Pull out every line below holding the word "温带大陆性".

== Data extracted from a collection ==
_ _ _ _ _ _ _

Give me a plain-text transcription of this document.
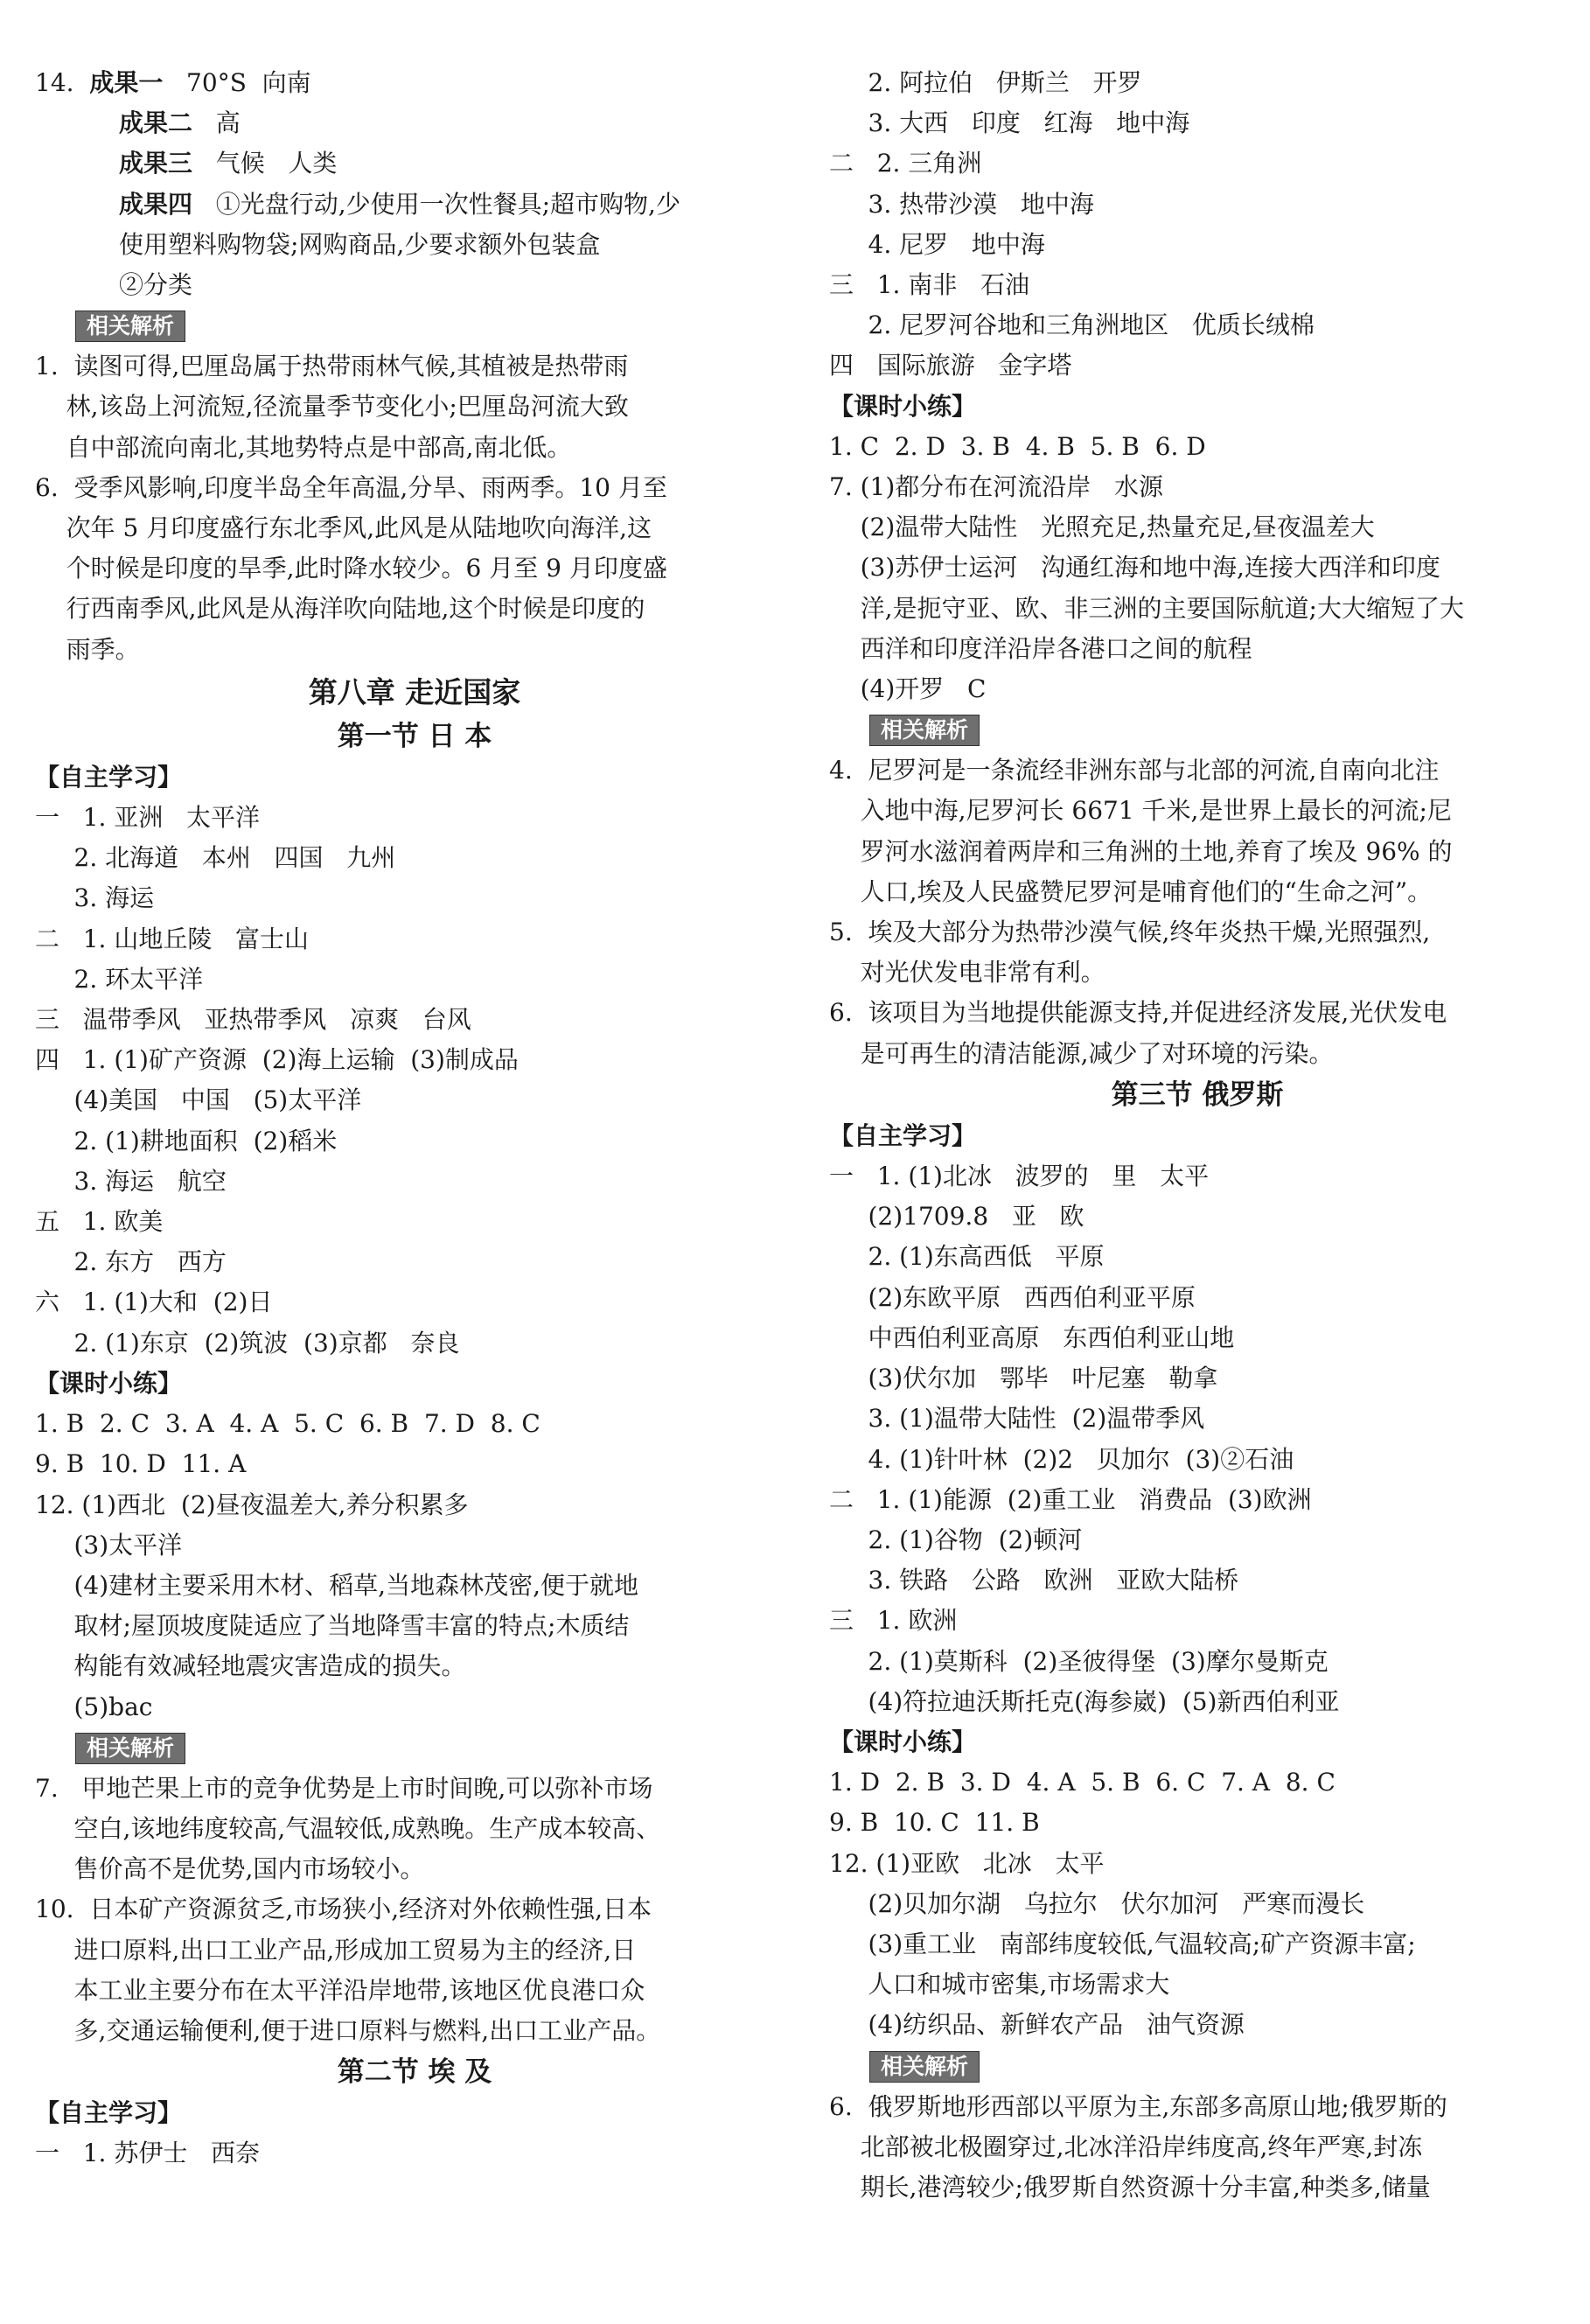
14.  成果一   70°S  向南
成果二   高
成果三   气候   人类
成果四   ①光盘行动,少使用一次性餐具;超市购物,少
使用塑料购物袋;网购商品,少要求额外包装盒
②分类
相关解析
1.  读图可得,巴厘岛属于热带雨林气候,其植被是热带雨
林,该岛上河流短,径流量季节变化小;巴厘岛河流大致
自中部流向南北,其地势特点是中部高,南北低。
6.  受季风影响,印度半岛全年高温,分旱、雨两季。10 月至
次年 5 月印度盛行东北季风,此风是从陆地吹向海洋,这
个时候是印度的旱季,此时降水较少。6 月至 9 月印度盛
行西南季风,此风是从海洋吹向陆地,这个时候是印度的
雨季。
第八章 走近国家
第一节 日 本
【自主学习】
一   1. 亚洲   太平洋
2. 北海道   本州   四国   九州
3. 海运
二   1. 山地丘陵   富士山
2. 环太平洋
三   温带季风   亚热带季风   凉爽   台风
四   1. (1)矿产资源  (2)海上运输  (3)制成品
(4)美国   中国   (5)太平洋
2. (1)耕地面积  (2)稻米
3. 海运   航空
五   1. 欧美
2. 东方   西方
六   1. (1)大和  (2)日
2. (1)东京  (2)筑波  (3)京都   奈良
【课时小练】
1. B  2. C  3. A  4. A  5. C  6. B  7. D  8. C
9. B  10. D  11. A
12. (1)西北  (2)昼夜温差大,养分积累多
(3)太平洋
(4)建材主要采用木材、稻草,当地森林茂密,便于就地
取材;屋顶坡度陡适应了当地降雪丰富的特点;木质结
构能有效减轻地震灾害造成的损失。
(5)bac
相关解析
7.   甲地芒果上市的竞争优势是上市时间晚,可以弥补市场
空白,该地纬度较高,气温较低,成熟晚。生产成本较高、
售价高不是优势,国内市场较小。
10.  日本矿产资源贫乏,市场狭小,经济对外依赖性强,日本
进口原料,出口工业产品,形成加工贸易为主的经济,日
本工业主要分布在太平洋沿岸地带,该地区优良港口众
多,交通运输便利,便于进口原料与燃料,出口工业产品。
第二节 埃 及
【自主学习】
一   1. 苏伊士   西奈
2. 阿拉伯   伊斯兰   开罗
3. 大西   印度   红海   地中海
二   2. 三角洲
3. 热带沙漠   地中海
4. 尼罗   地中海
三   1. 南非   石油
2. 尼罗河谷地和三角洲地区   优质长绒棉
四   国际旅游   金字塔
【课时小练】
1. C  2. D  3. B  4. B  5. B  6. D
7. (1)都分布在河流沿岸   水源
(2)温带大陆性   光照充足,热量充足,昼夜温差大
(3)苏伊士运河   沟通红海和地中海,连接大西洋和印度
洋,是扼守亚、欧、非三洲的主要国际航道;大大缩短了大
西洋和印度洋沿岸各港口之间的航程
(4)开罗   C
相关解析
4.  尼罗河是一条流经非洲东部与北部的河流,自南向北注
入地中海,尼罗河长 6671 千米,是世界上最长的河流;尼
罗河水滋润着两岸和三角洲的土地,养育了埃及 96% 的
人口,埃及人民盛赞尼罗河是哺育他们的“生命之河”。
5.  埃及大部分为热带沙漠气候,终年炎热干燥,光照强烈,
对光伏发电非常有利。
6.  该项目为当地提供能源支持,并促进经济发展,光伏发电
是可再生的清洁能源,减少了对环境的污染。
第三节 俄罗斯
【自主学习】
一   1. (1)北冰   波罗的   里   太平
(2)1709.8   亚   欧
2. (1)东高西低   平原
(2)东欧平原   西西伯利亚平原
中西伯利亚高原   东西伯利亚山地
(3)伏尔加   鄂毕   叶尼塞   勒拿
3. (1)温带大陆性  (2)温带季风
4. (1)针叶林  (2)2   贝加尔  (3)②石油
二   1. (1)能源  (2)重工业   消费品  (3)欧洲
2. (1)谷物  (2)顿河
3. 铁路   公路   欧洲   亚欧大陆桥
三   1. 欧洲
2. (1)莫斯科  (2)圣彼得堡  (3)摩尔曼斯克
(4)符拉迪沃斯托克(海参崴)  (5)新西伯利亚
【课时小练】
1. D  2. B  3. D  4. A  5. B  6. C  7. A  8. C
9. B  10. C  11. B
12. (1)亚欧   北冰   太平
(2)贝加尔湖   乌拉尔   伏尔加河   严寒而漫长
(3)重工业   南部纬度较低,气温较高;矿产资源丰富;
人口和城市密集,市场需求大
(4)纺织品、新鲜农产品   油气资源
相关解析
6.  俄罗斯地形西部以平原为主,东部多高原山地;俄罗斯的
北部被北极圈穿过,北冰洋沿岸纬度高,终年严寒,封冻
期长,港湾较少;俄罗斯自然资源十分丰富,种类多,储量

_ _ _ _ _ _ _

== SOLUTION FOR THIS EXERCISE ==
(2)温带大陆性   光照充足,热量充足,昼夜温差大
3. (1)温带大陆性  (2)温带季风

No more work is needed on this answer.